EXERCISE DETAILS:
Write out all lines holding the word "rivestimento".
+++ PROVIDED ENTRIES +++
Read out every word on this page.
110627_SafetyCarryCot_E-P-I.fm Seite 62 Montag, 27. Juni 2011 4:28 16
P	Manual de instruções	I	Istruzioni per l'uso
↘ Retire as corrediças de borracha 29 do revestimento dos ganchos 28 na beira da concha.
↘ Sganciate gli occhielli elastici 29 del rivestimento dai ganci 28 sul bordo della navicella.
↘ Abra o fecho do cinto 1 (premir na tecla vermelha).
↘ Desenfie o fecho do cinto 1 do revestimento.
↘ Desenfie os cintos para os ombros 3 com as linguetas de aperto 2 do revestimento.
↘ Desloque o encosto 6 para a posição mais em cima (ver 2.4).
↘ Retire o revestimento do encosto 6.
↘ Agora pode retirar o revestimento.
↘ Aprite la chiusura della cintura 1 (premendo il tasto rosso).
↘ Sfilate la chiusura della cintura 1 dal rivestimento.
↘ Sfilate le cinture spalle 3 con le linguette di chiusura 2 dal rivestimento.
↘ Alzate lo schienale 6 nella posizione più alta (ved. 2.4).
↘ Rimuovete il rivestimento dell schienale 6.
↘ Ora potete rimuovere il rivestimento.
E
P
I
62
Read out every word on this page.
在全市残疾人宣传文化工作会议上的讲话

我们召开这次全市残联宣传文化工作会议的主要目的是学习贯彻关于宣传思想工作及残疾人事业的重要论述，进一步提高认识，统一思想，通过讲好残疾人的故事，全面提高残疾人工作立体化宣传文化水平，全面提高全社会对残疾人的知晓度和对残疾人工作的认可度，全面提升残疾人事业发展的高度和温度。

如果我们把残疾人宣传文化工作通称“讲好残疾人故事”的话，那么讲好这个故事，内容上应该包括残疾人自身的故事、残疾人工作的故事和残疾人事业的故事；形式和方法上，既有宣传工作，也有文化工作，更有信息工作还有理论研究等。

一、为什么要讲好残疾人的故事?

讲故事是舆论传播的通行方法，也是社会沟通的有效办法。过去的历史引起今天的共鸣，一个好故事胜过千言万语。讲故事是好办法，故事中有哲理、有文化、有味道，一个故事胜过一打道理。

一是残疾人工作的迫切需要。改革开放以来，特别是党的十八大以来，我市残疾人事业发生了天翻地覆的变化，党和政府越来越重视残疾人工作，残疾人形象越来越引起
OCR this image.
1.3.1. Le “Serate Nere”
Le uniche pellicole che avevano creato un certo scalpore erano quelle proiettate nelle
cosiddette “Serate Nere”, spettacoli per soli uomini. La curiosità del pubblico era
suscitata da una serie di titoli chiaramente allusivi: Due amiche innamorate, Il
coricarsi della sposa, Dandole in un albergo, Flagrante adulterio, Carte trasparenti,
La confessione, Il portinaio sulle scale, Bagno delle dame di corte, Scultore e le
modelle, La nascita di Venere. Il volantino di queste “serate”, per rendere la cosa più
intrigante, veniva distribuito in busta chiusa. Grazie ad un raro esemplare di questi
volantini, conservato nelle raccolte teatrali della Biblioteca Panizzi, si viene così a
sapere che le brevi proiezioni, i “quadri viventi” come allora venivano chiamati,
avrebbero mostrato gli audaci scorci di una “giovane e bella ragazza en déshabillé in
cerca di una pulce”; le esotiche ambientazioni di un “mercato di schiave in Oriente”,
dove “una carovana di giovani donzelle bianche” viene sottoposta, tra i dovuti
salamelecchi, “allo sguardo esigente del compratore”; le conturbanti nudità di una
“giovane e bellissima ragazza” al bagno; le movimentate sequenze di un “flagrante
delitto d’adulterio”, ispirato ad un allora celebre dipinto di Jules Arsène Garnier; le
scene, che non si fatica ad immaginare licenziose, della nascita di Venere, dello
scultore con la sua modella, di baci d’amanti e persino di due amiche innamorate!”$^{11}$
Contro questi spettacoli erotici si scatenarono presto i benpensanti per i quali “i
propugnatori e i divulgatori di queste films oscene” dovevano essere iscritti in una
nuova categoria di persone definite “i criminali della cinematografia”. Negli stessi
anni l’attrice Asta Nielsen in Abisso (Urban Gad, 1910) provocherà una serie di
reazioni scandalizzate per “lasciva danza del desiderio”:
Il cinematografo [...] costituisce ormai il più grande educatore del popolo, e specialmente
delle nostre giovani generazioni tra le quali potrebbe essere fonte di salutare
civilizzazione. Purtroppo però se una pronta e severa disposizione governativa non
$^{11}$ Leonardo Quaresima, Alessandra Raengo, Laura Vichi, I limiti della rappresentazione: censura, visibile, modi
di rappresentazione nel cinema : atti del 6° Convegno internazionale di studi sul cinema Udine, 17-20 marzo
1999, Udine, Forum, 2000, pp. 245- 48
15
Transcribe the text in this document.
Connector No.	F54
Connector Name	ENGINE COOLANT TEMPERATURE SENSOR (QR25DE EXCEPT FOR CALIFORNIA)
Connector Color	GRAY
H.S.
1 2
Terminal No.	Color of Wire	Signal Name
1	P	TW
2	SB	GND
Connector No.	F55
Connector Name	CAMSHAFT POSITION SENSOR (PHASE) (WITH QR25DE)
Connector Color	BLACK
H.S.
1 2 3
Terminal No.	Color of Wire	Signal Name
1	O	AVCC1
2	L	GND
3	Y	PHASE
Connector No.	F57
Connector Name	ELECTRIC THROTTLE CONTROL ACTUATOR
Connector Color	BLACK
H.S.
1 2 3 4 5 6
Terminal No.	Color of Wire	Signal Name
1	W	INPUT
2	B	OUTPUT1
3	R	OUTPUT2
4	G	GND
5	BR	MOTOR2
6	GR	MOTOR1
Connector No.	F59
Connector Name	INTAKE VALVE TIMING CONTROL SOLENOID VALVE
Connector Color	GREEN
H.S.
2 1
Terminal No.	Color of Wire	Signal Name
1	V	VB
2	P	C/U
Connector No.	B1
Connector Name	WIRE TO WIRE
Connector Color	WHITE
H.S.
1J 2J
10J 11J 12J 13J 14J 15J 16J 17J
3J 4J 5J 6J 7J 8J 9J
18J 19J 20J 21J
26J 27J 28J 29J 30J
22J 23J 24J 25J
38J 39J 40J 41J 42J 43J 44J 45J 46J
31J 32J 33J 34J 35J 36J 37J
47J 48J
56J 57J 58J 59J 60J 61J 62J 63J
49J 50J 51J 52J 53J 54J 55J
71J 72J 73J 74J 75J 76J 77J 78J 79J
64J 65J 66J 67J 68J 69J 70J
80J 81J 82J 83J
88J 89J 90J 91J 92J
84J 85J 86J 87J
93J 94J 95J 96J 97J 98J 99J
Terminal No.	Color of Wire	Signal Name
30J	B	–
+++
ANSWER FOR THE TASK:
↘ Sganciate gli occhielli elastici 29 del rivestimento dai ganci 28 sul bordo della navicella.
↘ Sfilate la chiusura della cintura 1 dal rivestimento.
↘ Sfilate le cinture spalle 3 con le linguette di chiusura 2 dal rivestimento.
↘ Rimuovete il rivestimento dell schienale 6.
↘ Ora potete rimuovere il rivestimento.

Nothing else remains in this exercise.